╔══

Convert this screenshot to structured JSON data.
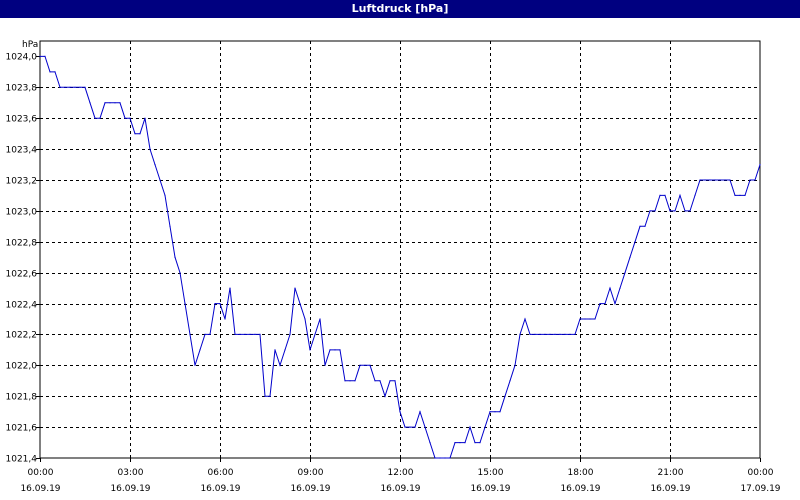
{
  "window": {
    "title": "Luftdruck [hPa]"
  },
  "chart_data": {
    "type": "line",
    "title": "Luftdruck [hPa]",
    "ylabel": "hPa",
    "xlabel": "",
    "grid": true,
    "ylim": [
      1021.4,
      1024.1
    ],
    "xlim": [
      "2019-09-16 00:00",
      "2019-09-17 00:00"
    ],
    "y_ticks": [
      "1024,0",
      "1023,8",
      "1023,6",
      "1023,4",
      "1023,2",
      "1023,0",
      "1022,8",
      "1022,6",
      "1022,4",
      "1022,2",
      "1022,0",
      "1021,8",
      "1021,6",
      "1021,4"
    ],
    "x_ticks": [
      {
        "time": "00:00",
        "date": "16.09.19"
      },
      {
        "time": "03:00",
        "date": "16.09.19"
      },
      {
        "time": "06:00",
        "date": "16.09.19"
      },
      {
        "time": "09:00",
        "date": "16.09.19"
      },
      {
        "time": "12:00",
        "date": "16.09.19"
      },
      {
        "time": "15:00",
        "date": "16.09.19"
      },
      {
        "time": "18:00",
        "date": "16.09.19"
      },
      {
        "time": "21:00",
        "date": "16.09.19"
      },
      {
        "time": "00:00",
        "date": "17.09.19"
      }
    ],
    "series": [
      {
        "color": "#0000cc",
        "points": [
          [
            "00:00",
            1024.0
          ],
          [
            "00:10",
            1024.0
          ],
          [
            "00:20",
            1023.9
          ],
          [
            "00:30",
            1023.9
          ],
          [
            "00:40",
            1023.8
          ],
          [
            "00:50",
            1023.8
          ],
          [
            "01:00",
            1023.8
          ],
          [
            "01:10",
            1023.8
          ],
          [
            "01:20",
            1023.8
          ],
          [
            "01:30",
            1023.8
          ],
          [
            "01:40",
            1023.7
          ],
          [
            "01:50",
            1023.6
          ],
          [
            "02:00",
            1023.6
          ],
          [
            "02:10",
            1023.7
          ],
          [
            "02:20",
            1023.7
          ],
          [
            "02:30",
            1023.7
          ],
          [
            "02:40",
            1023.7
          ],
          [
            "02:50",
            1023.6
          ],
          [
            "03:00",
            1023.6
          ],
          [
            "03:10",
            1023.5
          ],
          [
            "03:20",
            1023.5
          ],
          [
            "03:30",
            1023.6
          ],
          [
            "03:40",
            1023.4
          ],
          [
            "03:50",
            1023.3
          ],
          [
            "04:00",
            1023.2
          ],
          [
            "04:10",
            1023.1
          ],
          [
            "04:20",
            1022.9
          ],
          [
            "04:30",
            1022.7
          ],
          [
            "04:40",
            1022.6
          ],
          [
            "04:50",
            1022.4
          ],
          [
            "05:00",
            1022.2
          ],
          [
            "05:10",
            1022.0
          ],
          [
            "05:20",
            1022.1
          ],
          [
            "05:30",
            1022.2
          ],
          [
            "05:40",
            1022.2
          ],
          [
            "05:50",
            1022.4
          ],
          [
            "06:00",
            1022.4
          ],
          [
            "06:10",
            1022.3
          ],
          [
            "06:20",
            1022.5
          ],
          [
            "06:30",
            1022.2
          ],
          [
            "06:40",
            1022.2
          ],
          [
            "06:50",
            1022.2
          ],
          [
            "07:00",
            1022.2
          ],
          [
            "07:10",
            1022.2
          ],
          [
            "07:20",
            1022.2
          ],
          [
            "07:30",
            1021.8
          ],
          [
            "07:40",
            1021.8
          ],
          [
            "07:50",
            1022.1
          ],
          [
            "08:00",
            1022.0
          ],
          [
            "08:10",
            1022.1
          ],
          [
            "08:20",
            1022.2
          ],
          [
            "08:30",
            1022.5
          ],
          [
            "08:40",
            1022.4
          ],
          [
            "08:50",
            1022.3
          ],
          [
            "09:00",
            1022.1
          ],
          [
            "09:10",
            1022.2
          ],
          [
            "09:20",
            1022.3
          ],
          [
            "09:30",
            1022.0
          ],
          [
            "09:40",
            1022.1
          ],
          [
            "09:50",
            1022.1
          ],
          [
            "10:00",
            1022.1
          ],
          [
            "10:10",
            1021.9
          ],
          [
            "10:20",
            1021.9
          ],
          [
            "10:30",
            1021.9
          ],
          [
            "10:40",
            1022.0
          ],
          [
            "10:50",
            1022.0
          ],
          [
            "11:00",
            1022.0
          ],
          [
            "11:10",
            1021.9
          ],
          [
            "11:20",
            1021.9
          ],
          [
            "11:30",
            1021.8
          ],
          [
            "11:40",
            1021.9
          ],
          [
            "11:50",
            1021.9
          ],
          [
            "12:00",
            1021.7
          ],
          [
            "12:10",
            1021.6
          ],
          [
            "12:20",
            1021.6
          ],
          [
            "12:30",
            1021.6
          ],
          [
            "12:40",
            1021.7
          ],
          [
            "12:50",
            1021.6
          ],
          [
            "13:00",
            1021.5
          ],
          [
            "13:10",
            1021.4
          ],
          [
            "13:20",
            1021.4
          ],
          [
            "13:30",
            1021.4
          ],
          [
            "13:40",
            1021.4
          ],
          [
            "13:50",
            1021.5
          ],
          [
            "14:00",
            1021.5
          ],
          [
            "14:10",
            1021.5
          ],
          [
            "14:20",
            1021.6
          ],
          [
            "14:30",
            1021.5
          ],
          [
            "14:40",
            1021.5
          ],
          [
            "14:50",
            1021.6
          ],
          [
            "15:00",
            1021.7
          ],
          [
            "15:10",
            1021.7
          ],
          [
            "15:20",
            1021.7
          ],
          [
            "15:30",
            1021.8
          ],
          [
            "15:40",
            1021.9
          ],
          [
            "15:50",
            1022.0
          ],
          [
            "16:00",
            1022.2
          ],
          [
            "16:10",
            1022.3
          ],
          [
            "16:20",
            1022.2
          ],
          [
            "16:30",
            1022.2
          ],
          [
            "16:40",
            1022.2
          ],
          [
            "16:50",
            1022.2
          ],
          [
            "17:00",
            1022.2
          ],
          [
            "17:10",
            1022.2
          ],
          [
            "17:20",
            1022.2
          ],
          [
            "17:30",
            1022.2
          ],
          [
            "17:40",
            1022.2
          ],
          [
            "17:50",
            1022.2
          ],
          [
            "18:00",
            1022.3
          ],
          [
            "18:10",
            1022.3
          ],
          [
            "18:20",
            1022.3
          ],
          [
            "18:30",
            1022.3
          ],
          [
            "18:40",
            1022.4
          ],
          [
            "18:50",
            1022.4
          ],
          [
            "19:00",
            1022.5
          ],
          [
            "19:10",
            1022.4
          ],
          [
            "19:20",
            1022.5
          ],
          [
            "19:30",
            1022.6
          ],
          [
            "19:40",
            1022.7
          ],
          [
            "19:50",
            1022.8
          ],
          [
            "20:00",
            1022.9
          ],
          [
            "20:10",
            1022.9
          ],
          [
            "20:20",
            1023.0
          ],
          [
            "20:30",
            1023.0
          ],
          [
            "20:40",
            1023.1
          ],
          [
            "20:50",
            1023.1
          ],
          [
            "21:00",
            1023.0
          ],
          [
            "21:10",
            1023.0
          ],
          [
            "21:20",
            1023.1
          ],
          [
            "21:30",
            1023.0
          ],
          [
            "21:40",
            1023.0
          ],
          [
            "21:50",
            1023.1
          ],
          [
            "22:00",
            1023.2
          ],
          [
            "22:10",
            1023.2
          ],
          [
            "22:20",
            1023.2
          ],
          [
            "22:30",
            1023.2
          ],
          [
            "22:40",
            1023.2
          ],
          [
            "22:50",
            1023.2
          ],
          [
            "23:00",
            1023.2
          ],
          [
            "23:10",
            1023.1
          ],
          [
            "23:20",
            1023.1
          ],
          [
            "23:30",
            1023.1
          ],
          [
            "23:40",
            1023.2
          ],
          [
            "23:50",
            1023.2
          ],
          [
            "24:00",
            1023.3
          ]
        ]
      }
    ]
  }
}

╚══
╔══

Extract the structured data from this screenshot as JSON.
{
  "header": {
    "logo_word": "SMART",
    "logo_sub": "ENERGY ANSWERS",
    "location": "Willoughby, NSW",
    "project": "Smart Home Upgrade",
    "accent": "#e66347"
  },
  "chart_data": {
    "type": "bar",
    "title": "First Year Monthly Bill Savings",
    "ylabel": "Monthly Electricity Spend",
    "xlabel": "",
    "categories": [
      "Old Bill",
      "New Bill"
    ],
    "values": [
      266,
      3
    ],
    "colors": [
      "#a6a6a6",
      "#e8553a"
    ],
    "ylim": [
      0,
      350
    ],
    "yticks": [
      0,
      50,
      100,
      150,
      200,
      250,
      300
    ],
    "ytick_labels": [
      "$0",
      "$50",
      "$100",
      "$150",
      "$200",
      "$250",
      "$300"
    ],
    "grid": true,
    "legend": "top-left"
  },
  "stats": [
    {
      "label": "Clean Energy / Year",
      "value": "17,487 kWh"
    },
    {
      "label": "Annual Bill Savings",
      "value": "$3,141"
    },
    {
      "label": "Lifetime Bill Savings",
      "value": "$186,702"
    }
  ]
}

╚══

### What is asked:
Pick out lines containing the word "Luftdruck", each one as written.

### Answer:
    "title": "Luftdruck [hPa]"
    "title": "Luftdruck [hPa]",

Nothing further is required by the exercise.